> Set problem:
Are you able to retype all the records below exactly?

> Listing:
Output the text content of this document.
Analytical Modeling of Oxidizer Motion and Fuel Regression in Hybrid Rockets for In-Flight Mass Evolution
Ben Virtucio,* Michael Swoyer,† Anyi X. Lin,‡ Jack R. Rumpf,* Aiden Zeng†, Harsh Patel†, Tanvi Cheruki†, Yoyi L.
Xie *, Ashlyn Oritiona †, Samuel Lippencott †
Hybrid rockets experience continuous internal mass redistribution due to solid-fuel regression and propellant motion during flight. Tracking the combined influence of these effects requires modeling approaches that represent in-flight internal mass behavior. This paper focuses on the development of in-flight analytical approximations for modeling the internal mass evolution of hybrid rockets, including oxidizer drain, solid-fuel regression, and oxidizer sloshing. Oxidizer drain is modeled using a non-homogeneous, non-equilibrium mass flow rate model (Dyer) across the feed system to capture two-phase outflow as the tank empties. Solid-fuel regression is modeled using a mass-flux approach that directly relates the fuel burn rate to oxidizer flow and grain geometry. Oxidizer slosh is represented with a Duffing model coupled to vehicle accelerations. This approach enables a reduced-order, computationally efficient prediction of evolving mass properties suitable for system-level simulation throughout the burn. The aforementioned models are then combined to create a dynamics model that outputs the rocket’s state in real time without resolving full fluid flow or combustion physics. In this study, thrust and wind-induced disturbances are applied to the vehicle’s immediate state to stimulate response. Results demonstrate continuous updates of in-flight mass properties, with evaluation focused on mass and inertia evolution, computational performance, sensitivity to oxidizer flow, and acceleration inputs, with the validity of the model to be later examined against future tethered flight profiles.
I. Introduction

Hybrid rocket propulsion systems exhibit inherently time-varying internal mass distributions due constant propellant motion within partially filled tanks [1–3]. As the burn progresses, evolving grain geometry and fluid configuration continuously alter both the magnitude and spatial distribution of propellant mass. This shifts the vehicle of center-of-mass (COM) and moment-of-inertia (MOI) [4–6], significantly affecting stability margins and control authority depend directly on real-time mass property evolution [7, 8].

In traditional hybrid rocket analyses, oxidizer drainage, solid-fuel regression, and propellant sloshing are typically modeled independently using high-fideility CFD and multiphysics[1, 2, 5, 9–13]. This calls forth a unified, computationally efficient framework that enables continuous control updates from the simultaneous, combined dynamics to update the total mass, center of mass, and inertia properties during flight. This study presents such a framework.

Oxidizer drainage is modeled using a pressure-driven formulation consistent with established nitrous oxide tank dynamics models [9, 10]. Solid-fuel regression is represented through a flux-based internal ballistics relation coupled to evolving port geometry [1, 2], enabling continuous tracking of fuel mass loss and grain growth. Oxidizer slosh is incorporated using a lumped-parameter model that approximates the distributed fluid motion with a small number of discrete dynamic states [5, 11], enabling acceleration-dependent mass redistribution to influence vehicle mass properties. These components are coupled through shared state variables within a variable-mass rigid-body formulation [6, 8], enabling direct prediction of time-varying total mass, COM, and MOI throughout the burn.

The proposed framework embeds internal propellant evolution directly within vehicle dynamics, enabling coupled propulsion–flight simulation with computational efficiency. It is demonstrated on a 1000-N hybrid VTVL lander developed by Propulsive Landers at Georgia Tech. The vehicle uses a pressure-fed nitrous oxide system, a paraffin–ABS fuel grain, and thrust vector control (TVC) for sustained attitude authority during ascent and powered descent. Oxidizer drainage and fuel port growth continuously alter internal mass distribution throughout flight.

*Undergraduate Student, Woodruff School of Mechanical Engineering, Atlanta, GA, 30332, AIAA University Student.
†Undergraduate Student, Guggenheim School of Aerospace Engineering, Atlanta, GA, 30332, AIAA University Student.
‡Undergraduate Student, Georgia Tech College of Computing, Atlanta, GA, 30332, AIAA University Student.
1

> The answer:
Output the text content of this document.
Analytical Modeling of Oxidizer Motion and Fuel Regression in Hybrid Rockets for In-Flight Mass Evolution
Ben Virtucio,* Michael Swoyer,† Anyi X. Lin,‡ Jack R. Rumpf,* Aiden Zeng†, Harsh Patel†, Tanvi Cheruki†, Yoyi L.
Xie *, Ashlyn Oritiona †, Samuel Lippencott †
Hybrid rockets experience continuous internal mass redistribution due to solid-fuel regression and propellant motion during flight. Tracking the combined influence of these effects requires modeling approaches that represent in-flight internal mass behavior. This paper focuses on the development of in-flight analytical approximations for modeling the internal mass evolution of hybrid rockets, including oxidizer drain, solid-fuel regression, and oxidizer sloshing. Oxidizer drain is modeled using a non-homogeneous, non-equilibrium mass flow rate model (Dyer) across the feed system to capture two-phase outflow as the tank empties. Solid-fuel regression is modeled using a mass-flux approach that directly relates the fuel burn rate to oxidizer flow and grain geometry. Oxidizer slosh is represented with a Duffing model coupled to vehicle accelerations. This approach enables a reduced-order, computationally efficient prediction of evolving mass properties suitable for system-level simulation throughout the burn. The aforementioned models are then combined to create a dynamics model that outputs the rocket’s state in real time without resolving full fluid flow or combustion physics. In this study, thrust and wind-induced disturbances are applied to the vehicle’s immediate state to stimulate response. Results demonstrate continuous updates of in-flight mass properties, with evaluation focused on mass and inertia evolution, computational performance, sensitivity to oxidizer flow, and acceleration inputs, with the validity of the model to be later examined against future tethered flight profiles.
I. Introduction

Hybrid rocket propulsion systems exhibit inherently time-varying internal mass distributions due constant propellant motion within partially filled tanks [1–3]. As the burn progresses, evolving grain geometry and fluid configuration continuously alter both the magnitude and spatial distribution of propellant mass. This shifts the vehicle of center-of-mass (COM) and moment-of-inertia (MOI) [4–6], significantly affecting stability margins and control authority depend directly on real-time mass property evolution [7, 8].

In traditional hybrid rocket analyses, oxidizer drainage, solid-fuel regression, and propellant sloshing are typically modeled independently using high-fideility CFD and multiphysics[1, 2, 5, 9–13]. This calls forth a unified, computationally efficient framework that enables continuous control updates from the simultaneous, combined dynamics to update the total mass, center of mass, and inertia properties during flight. This study presents such a framework.

Oxidizer drainage is modeled using a pressure-driven formulation consistent with established nitrous oxide tank dynamics models [9, 10]. Solid-fuel regression is represented through a flux-based internal ballistics relation coupled to evolving port geometry [1, 2], enabling continuous tracking of fuel mass loss and grain growth. Oxidizer slosh is incorporated using a lumped-parameter model that approximates the distributed fluid motion with a small number of discrete dynamic states [5, 11], enabling acceleration-dependent mass redistribution to influence vehicle mass properties. These components are coupled through shared state variables within a variable-mass rigid-body formulation [6, 8], enabling direct prediction of time-varying total mass, COM, and MOI throughout the burn.

The proposed framework embeds internal propellant evolution directly within vehicle dynamics, enabling coupled propulsion–flight simulation with computational efficiency. It is demonstrated on a 1000-N hybrid VTVL lander developed by Propulsive Landers at Georgia Tech. The vehicle uses a pressure-fed nitrous oxide system, a paraffin–ABS fuel grain, and thrust vector control (TVC) for sustained attitude authority during ascent and powered descent. Oxidizer drainage and fuel port growth continuously alter internal mass distribution throughout flight.

*Undergraduate Student, Woodruff School of Mechanical Engineering, Atlanta, GA, 30332, AIAA University Student.
†Undergraduate Student, Guggenheim School of Aerospace Engineering, Atlanta, GA, 30332, AIAA University Student.
‡Undergraduate Student, Georgia Tech College of Computing, Atlanta, GA, 30332, AIAA University Student.
1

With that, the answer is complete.